## START

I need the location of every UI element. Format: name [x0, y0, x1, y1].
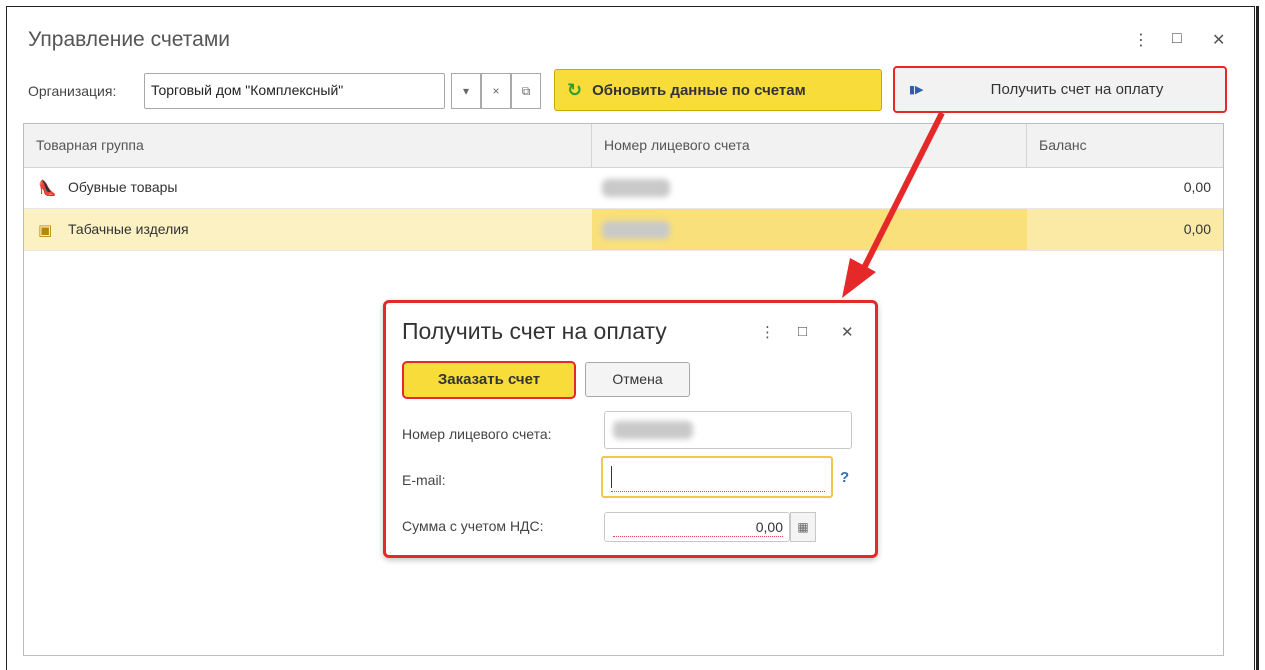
- text-cursor: [611, 466, 612, 488]
- calculator-icon[interactable]: ▦: [790, 512, 816, 542]
- account-number-redacted: [602, 179, 670, 197]
- table-header: Товарная группа Номер лицевого счета Бал…: [24, 124, 1223, 168]
- balance-cell: 0,00: [1183, 221, 1211, 237]
- refresh-accounts-label: Обновить данные по счетам: [592, 81, 806, 99]
- account-number-label: Номер лицевого счета:: [402, 426, 552, 442]
- open-icon[interactable]: ⧉: [511, 73, 541, 109]
- tobacco-icon: ▣: [38, 222, 53, 239]
- amount-label: Сумма с учетом НДС:: [402, 518, 544, 534]
- maximize-icon[interactable]: □: [1172, 30, 1182, 48]
- chevron-down-icon[interactable]: ▾: [451, 73, 481, 109]
- organization-label: Организация:: [28, 83, 117, 99]
- dialog-title: Получить счет на оплату: [402, 318, 667, 344]
- organization-field[interactable]: Торговый дом "Комплексный": [144, 73, 445, 109]
- account-number-field[interactable]: [604, 411, 852, 449]
- column-header-account[interactable]: Номер лицевого счета: [592, 124, 1027, 167]
- table-row[interactable]: 👠 Обувные товары 0,00: [24, 167, 1223, 209]
- email-label: E-mail:: [402, 472, 446, 488]
- close-icon[interactable]: ✕: [841, 323, 854, 341]
- amount-field[interactable]: 0,00: [604, 512, 790, 542]
- amount-value: 0,00: [755, 519, 783, 535]
- table-row[interactable]: ▣ Табачные изделия 0,00: [24, 209, 1223, 251]
- get-invoice-dialog: Получить счет на оплату ⋮ □ ✕ Заказать с…: [383, 300, 878, 558]
- required-underline: [613, 536, 783, 537]
- get-invoice-button[interactable]: ▮▶ Получить счет на оплату: [893, 66, 1227, 113]
- required-underline: [611, 491, 825, 492]
- run-icon: ▮▶: [909, 84, 924, 96]
- order-invoice-button[interactable]: Заказать счет: [402, 361, 576, 399]
- cancel-button[interactable]: Отмена: [585, 362, 690, 397]
- more-icon[interactable]: ⋮: [1133, 30, 1149, 50]
- group-cell: Обувные товары: [68, 179, 178, 195]
- more-icon[interactable]: ⋮: [760, 323, 775, 341]
- balance-cell: 0,00: [1183, 179, 1211, 195]
- shoe-icon: 👠: [38, 180, 57, 197]
- column-header-balance[interactable]: Баланс: [1027, 124, 1223, 167]
- window-title: Управление счетами: [28, 28, 230, 51]
- column-header-group[interactable]: Товарная группа: [24, 124, 592, 167]
- account-number-redacted: [613, 421, 693, 439]
- maximize-icon[interactable]: □: [798, 323, 807, 340]
- email-field[interactable]: [601, 456, 833, 498]
- group-cell: Табачные изделия: [68, 221, 189, 237]
- close-icon[interactable]: ✕: [1212, 30, 1225, 50]
- clear-icon[interactable]: ×: [481, 73, 511, 109]
- refresh-icon: ↻: [567, 79, 583, 100]
- window-edge: [1256, 6, 1259, 670]
- account-number-redacted: [602, 221, 670, 239]
- refresh-accounts-button[interactable]: ↻ Обновить данные по счетам: [554, 69, 882, 111]
- help-icon[interactable]: ?: [840, 469, 849, 486]
- get-invoice-label: Получить счет на оплату: [990, 81, 1164, 98]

## END

YOUR TASK: Write out all the entries above again, swapping each "required-underline" for "mandatory-underline" and leaving everything else as it is. Leave the picture out of your answer.

RESULT OF THE TASK:
I need the location of every UI element. Format: name [x0, y0, x1, y1].
- text-cursor: [611, 466, 612, 488]
- calculator-icon[interactable]: ▦: [790, 512, 816, 542]
- account-number-redacted: [602, 179, 670, 197]
- table-header: Товарная группа Номер лицевого счета Бал…: [24, 124, 1223, 168]
- balance-cell: 0,00: [1183, 221, 1211, 237]
- refresh-accounts-label: Обновить данные по счетам: [592, 81, 806, 99]
- account-number-label: Номер лицевого счета:: [402, 426, 552, 442]
- open-icon[interactable]: ⧉: [511, 73, 541, 109]
- tobacco-icon: ▣: [38, 222, 53, 239]
- amount-label: Сумма с учетом НДС:: [402, 518, 544, 534]
- maximize-icon[interactable]: □: [1172, 30, 1182, 48]
- chevron-down-icon[interactable]: ▾: [451, 73, 481, 109]
- organization-label: Организация:: [28, 83, 117, 99]
- dialog-title: Получить счет на оплату: [402, 318, 667, 344]
- organization-field[interactable]: Торговый дом "Комплексный": [144, 73, 445, 109]
- account-number-field[interactable]: [604, 411, 852, 449]
- column-header-account[interactable]: Номер лицевого счета: [592, 124, 1027, 167]
- table-row[interactable]: 👠 Обувные товары 0,00: [24, 167, 1223, 209]
- email-label: E-mail:: [402, 472, 446, 488]
- close-icon[interactable]: ✕: [841, 323, 854, 341]
- amount-field[interactable]: 0,00: [604, 512, 790, 542]
- amount-value: 0,00: [755, 519, 783, 535]
- table-row[interactable]: ▣ Табачные изделия 0,00: [24, 209, 1223, 251]
- get-invoice-dialog: Получить счет на оплату ⋮ □ ✕ Заказать с…: [383, 300, 878, 558]
- mandatory-underline: [613, 536, 783, 537]
- get-invoice-button[interactable]: ▮▶ Получить счет на оплату: [893, 66, 1227, 113]
- mandatory-underline: [611, 491, 825, 492]
- run-icon: ▮▶: [909, 84, 924, 96]
- order-invoice-button[interactable]: Заказать счет: [402, 361, 576, 399]
- cancel-button[interactable]: Отмена: [585, 362, 690, 397]
- more-icon[interactable]: ⋮: [1133, 30, 1149, 50]
- group-cell: Обувные товары: [68, 179, 178, 195]
- more-icon[interactable]: ⋮: [760, 323, 775, 341]
- balance-cell: 0,00: [1183, 179, 1211, 195]
- shoe-icon: 👠: [38, 180, 57, 197]
- column-header-balance[interactable]: Баланс: [1027, 124, 1223, 167]
- window-title: Управление счетами: [28, 28, 230, 51]
- column-header-group[interactable]: Товарная группа: [24, 124, 592, 167]
- account-number-redacted: [613, 421, 693, 439]
- maximize-icon[interactable]: □: [798, 323, 807, 340]
- email-field[interactable]: [601, 456, 833, 498]
- group-cell: Табачные изделия: [68, 221, 189, 237]
- close-icon[interactable]: ✕: [1212, 30, 1225, 50]
- clear-icon[interactable]: ×: [481, 73, 511, 109]
- refresh-icon: ↻: [567, 79, 583, 100]
- window-edge: [1256, 6, 1259, 670]
- account-number-redacted: [602, 221, 670, 239]
- refresh-accounts-button[interactable]: ↻ Обновить данные по счетам: [554, 69, 882, 111]
- help-icon[interactable]: ?: [840, 469, 849, 486]
- get-invoice-label: Получить счет на оплату: [990, 81, 1164, 98]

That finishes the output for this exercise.